— START OF Rows —

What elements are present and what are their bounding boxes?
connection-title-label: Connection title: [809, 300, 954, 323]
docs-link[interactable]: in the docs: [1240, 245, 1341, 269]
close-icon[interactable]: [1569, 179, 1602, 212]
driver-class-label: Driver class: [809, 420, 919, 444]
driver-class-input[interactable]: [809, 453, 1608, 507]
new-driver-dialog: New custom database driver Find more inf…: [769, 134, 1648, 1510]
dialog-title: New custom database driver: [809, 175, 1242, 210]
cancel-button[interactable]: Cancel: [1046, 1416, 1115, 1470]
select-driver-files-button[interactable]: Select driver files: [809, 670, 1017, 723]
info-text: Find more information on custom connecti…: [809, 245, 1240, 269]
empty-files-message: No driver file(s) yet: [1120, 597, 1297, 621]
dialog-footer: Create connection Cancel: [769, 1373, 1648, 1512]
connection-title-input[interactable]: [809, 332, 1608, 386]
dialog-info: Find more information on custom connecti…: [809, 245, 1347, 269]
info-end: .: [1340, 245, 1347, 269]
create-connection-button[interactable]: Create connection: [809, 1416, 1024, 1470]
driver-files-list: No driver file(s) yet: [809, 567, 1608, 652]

— END OF Rows —

* _Short exercise_:
Give the entries above again with every "custom database driver" replaced by "external database driver" and nothing else changed.

* _The reply_:
What elements are present and what are their bounding boxes?
connection-title-label: Connection title: [809, 300, 954, 323]
docs-link[interactable]: in the docs: [1240, 245, 1341, 269]
close-icon[interactable]: [1569, 179, 1602, 212]
driver-class-label: Driver class: [809, 420, 919, 444]
driver-class-input[interactable]: [809, 453, 1608, 507]
new-driver-dialog: New external database driver Find more inf…: [769, 134, 1648, 1510]
dialog-title: New external database driver: [809, 175, 1242, 210]
cancel-button[interactable]: Cancel: [1046, 1416, 1115, 1470]
select-driver-files-button[interactable]: Select driver files: [809, 670, 1017, 723]
info-text: Find more information on custom connecti…: [809, 245, 1240, 269]
empty-files-message: No driver file(s) yet: [1120, 597, 1297, 621]
dialog-footer: Create connection Cancel: [769, 1373, 1648, 1512]
connection-title-input[interactable]: [809, 332, 1608, 386]
dialog-info: Find more information on custom connecti…: [809, 245, 1347, 269]
info-end: .: [1340, 245, 1347, 269]
create-connection-button[interactable]: Create connection: [809, 1416, 1024, 1470]
driver-files-list: No driver file(s) yet: [809, 567, 1608, 652]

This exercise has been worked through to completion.